Set exercise>
Exact reproduction is required for all entries.

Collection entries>
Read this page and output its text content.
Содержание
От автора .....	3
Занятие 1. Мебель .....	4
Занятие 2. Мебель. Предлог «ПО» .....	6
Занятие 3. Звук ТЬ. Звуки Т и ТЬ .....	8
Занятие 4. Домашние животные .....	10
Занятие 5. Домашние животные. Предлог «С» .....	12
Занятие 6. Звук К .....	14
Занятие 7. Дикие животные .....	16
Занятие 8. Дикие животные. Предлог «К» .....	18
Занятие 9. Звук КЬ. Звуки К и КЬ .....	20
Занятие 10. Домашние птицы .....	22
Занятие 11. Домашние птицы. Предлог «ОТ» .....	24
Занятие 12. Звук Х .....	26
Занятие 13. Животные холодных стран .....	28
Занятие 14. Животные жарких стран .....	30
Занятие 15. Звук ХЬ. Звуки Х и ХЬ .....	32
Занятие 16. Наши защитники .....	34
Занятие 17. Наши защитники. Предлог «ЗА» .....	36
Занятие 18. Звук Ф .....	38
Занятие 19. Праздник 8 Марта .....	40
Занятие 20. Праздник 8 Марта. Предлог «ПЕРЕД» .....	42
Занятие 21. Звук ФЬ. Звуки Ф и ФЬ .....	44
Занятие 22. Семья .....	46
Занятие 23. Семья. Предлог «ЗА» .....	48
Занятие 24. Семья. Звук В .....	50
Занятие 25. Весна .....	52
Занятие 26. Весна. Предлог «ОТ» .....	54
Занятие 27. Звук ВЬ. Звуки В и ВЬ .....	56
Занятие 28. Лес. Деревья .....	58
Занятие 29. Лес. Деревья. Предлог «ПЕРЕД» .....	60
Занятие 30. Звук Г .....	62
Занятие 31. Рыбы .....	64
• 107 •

Task response>
Read this page and output its text content.
Содержание
От автора .....	3
Занятие 1. Мебель .....	4
Занятие 2. Мебель. Предлог «ПО» .....	6
Занятие 3. Звук ТЬ. Звуки Т и ТЬ .....	8
Занятие 4. Домашние животные .....	10
Занятие 5. Домашние животные. Предлог «С» .....	12
Занятие 6. Звук К .....	14
Занятие 7. Дикие животные .....	16
Занятие 8. Дикие животные. Предлог «К» .....	18
Занятие 9. Звук КЬ. Звуки К и КЬ .....	20
Занятие 10. Домашние птицы .....	22
Занятие 11. Домашние птицы. Предлог «ОТ» .....	24
Занятие 12. Звук Х .....	26
Занятие 13. Животные холодных стран .....	28
Занятие 14. Животные жарких стран .....	30
Занятие 15. Звук ХЬ. Звуки Х и ХЬ .....	32
Занятие 16. Наши защитники .....	34
Занятие 17. Наши защитники. Предлог «ЗА» .....	36
Занятие 18. Звук Ф .....	38
Занятие 19. Праздник 8 Марта .....	40
Занятие 20. Праздник 8 Марта. Предлог «ПЕРЕД» .....	42
Занятие 21. Звук ФЬ. Звуки Ф и ФЬ .....	44
Занятие 22. Семья .....	46
Занятие 23. Семья. Предлог «ЗА» .....	48
Занятие 24. Семья. Звук В .....	50
Занятие 25. Весна .....	52
Занятие 26. Весна. Предлог «ОТ» .....	54
Занятие 27. Звук ВЬ. Звуки В и ВЬ .....	56
Занятие 28. Лес. Деревья .....	58
Занятие 29. Лес. Деревья. Предлог «ПЕРЕД» .....	60
Занятие 30. Звук Г .....	62
Занятие 31. Рыбы .....	64
• 107 •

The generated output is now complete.